Update every line of each record by changing "panel-period" to "panel-years", and keep everything else the same. Omit the pictures from your answer.

begin MATERIAL FOR THE TASK

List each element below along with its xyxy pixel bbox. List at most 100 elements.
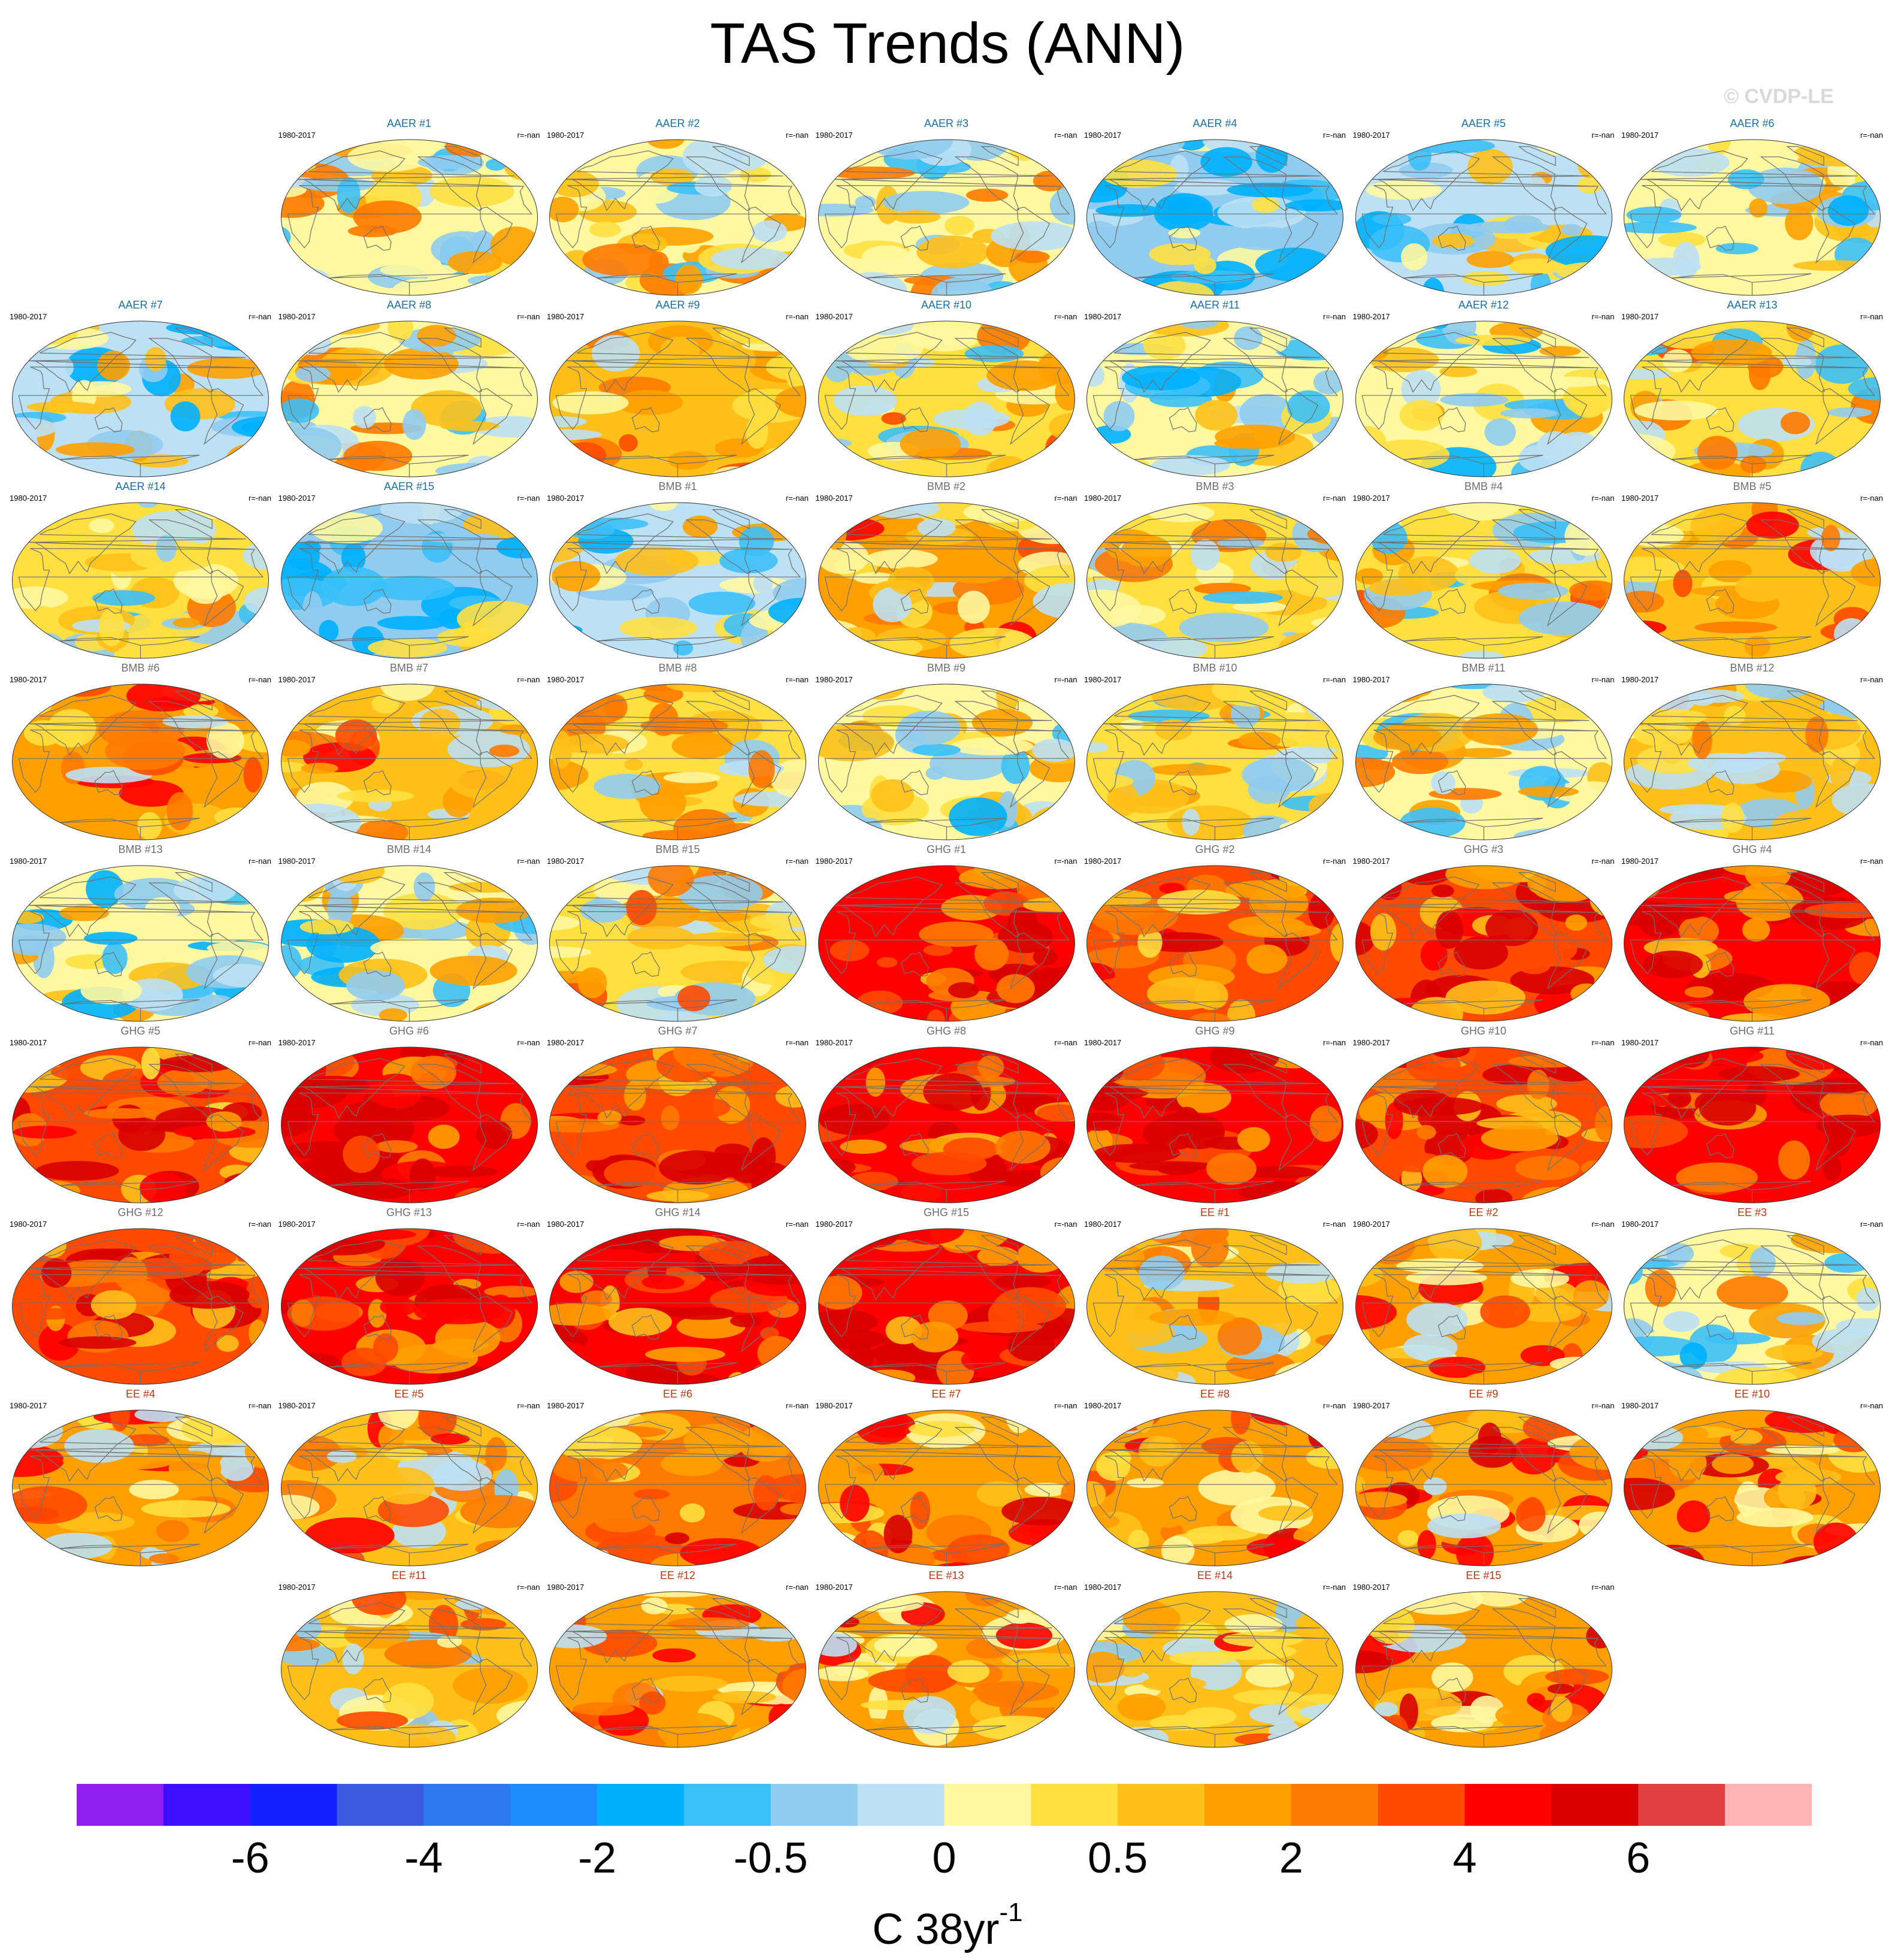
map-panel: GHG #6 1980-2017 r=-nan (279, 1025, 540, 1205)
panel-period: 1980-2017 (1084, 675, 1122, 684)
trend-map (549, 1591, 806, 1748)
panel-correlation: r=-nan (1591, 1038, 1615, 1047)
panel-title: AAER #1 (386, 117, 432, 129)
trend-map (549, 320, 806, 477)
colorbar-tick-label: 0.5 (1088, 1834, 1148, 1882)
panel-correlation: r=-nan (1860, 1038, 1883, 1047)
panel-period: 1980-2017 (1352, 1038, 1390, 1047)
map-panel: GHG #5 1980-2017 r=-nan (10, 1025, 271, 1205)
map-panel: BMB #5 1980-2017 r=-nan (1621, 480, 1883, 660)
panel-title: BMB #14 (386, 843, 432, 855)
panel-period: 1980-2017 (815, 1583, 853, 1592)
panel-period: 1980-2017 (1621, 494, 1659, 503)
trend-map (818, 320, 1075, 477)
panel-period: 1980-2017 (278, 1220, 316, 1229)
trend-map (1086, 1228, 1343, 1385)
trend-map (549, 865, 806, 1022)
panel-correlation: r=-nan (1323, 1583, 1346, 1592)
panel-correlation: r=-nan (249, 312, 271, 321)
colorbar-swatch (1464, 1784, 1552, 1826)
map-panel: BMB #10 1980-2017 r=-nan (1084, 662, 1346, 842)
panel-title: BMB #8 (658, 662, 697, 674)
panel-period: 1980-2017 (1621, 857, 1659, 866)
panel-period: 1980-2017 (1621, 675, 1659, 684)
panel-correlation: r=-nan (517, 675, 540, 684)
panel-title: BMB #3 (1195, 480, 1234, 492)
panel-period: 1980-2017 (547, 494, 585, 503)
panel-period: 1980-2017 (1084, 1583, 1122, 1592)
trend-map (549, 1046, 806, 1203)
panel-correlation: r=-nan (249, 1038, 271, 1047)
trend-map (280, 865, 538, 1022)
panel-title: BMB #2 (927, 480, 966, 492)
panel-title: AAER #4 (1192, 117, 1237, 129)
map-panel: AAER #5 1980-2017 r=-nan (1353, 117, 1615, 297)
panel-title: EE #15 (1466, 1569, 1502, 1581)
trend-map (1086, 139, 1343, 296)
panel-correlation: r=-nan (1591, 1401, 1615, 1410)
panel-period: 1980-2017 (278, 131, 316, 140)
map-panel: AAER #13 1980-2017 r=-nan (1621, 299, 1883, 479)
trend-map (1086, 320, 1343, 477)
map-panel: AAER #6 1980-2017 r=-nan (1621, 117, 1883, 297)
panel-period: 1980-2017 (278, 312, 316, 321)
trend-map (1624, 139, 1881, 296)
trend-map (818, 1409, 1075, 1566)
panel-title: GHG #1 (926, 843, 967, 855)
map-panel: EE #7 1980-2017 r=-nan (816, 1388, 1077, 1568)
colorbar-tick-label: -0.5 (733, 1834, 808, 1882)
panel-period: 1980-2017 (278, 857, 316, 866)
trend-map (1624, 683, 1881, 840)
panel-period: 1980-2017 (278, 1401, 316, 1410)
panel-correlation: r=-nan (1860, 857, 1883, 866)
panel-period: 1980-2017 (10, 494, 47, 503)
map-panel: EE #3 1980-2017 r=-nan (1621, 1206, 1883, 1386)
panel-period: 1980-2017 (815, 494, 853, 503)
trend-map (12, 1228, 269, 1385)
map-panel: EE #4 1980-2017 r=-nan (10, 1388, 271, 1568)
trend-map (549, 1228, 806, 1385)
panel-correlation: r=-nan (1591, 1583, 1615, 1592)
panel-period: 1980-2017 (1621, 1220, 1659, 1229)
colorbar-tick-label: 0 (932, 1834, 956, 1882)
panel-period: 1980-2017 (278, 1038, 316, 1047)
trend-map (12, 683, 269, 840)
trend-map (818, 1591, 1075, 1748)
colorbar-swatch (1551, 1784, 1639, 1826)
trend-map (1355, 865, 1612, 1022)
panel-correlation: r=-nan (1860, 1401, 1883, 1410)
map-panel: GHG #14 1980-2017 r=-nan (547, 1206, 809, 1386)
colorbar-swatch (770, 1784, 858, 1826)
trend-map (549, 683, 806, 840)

end MATERIAL FOR THE TASK

**REPLY TO THE EXERCISE:**
List each element below along with its xyxy pixel bbox. List at most 100 elements.
map-panel: GHG #6 1980-2017 r=-nan (279, 1025, 540, 1205)
panel-years: 1980-2017 (1084, 675, 1122, 684)
trend-map (549, 1591, 806, 1748)
panel-correlation: r=-nan (1591, 1038, 1615, 1047)
panel-title: AAER #1 (386, 117, 432, 129)
trend-map (549, 320, 806, 477)
colorbar-tick-label: 0.5 (1088, 1834, 1148, 1882)
panel-correlation: r=-nan (1860, 1038, 1883, 1047)
panel-years: 1980-2017 (1352, 1038, 1390, 1047)
map-panel: GHG #5 1980-2017 r=-nan (10, 1025, 271, 1205)
map-panel: BMB #5 1980-2017 r=-nan (1621, 480, 1883, 660)
panel-title: BMB #14 (386, 843, 432, 855)
panel-years: 1980-2017 (815, 1583, 853, 1592)
panel-years: 1980-2017 (1621, 494, 1659, 503)
trend-map (818, 320, 1075, 477)
panel-years: 1980-2017 (278, 1220, 316, 1229)
trend-map (1086, 1228, 1343, 1385)
trend-map (549, 865, 806, 1022)
panel-correlation: r=-nan (1323, 1583, 1346, 1592)
panel-correlation: r=-nan (249, 312, 271, 321)
colorbar-swatch (1464, 1784, 1552, 1826)
map-panel: BMB #10 1980-2017 r=-nan (1084, 662, 1346, 842)
panel-title: BMB #8 (658, 662, 697, 674)
panel-years: 1980-2017 (1621, 857, 1659, 866)
panel-years: 1980-2017 (1621, 675, 1659, 684)
panel-correlation: r=-nan (517, 675, 540, 684)
panel-title: BMB #3 (1195, 480, 1234, 492)
panel-years: 1980-2017 (547, 494, 585, 503)
panel-years: 1980-2017 (1084, 1583, 1122, 1592)
trend-map (549, 1046, 806, 1203)
panel-correlation: r=-nan (249, 1038, 271, 1047)
trend-map (280, 865, 538, 1022)
panel-title: BMB #2 (927, 480, 966, 492)
panel-title: AAER #4 (1192, 117, 1237, 129)
map-panel: AAER #5 1980-2017 r=-nan (1353, 117, 1615, 297)
panel-title: EE #15 (1466, 1569, 1502, 1581)
trend-map (1086, 139, 1343, 296)
panel-correlation: r=-nan (1591, 1401, 1615, 1410)
panel-years: 1980-2017 (278, 131, 316, 140)
map-panel: AAER #13 1980-2017 r=-nan (1621, 299, 1883, 479)
trend-map (1086, 320, 1343, 477)
map-panel: AAER #6 1980-2017 r=-nan (1621, 117, 1883, 297)
panel-years: 1980-2017 (278, 312, 316, 321)
trend-map (1624, 139, 1881, 296)
trend-map (818, 1409, 1075, 1566)
panel-title: GHG #1 (926, 843, 967, 855)
map-panel: EE #7 1980-2017 r=-nan (816, 1388, 1077, 1568)
colorbar-tick-label: -0.5 (733, 1834, 808, 1882)
panel-years: 1980-2017 (278, 857, 316, 866)
trend-map (1624, 683, 1881, 840)
panel-years: 1980-2017 (278, 1401, 316, 1410)
panel-correlation: r=-nan (1860, 857, 1883, 866)
panel-years: 1980-2017 (10, 494, 47, 503)
map-panel: EE #3 1980-2017 r=-nan (1621, 1206, 1883, 1386)
panel-years: 1980-2017 (815, 494, 853, 503)
trend-map (12, 1228, 269, 1385)
map-panel: EE #4 1980-2017 r=-nan (10, 1388, 271, 1568)
trend-map (549, 1228, 806, 1385)
panel-correlation: r=-nan (1591, 1583, 1615, 1592)
panel-years: 1980-2017 (1621, 1220, 1659, 1229)
colorbar-tick-label: 0 (932, 1834, 956, 1882)
panel-years: 1980-2017 (278, 1038, 316, 1047)
trend-map (12, 683, 269, 840)
trend-map (818, 1591, 1075, 1748)
colorbar-swatch (1551, 1784, 1639, 1826)
trend-map (1355, 865, 1612, 1022)
panel-correlation: r=-nan (1860, 1401, 1883, 1410)
map-panel: GHG #14 1980-2017 r=-nan (547, 1206, 809, 1386)
colorbar-swatch (770, 1784, 858, 1826)
trend-map (549, 683, 806, 840)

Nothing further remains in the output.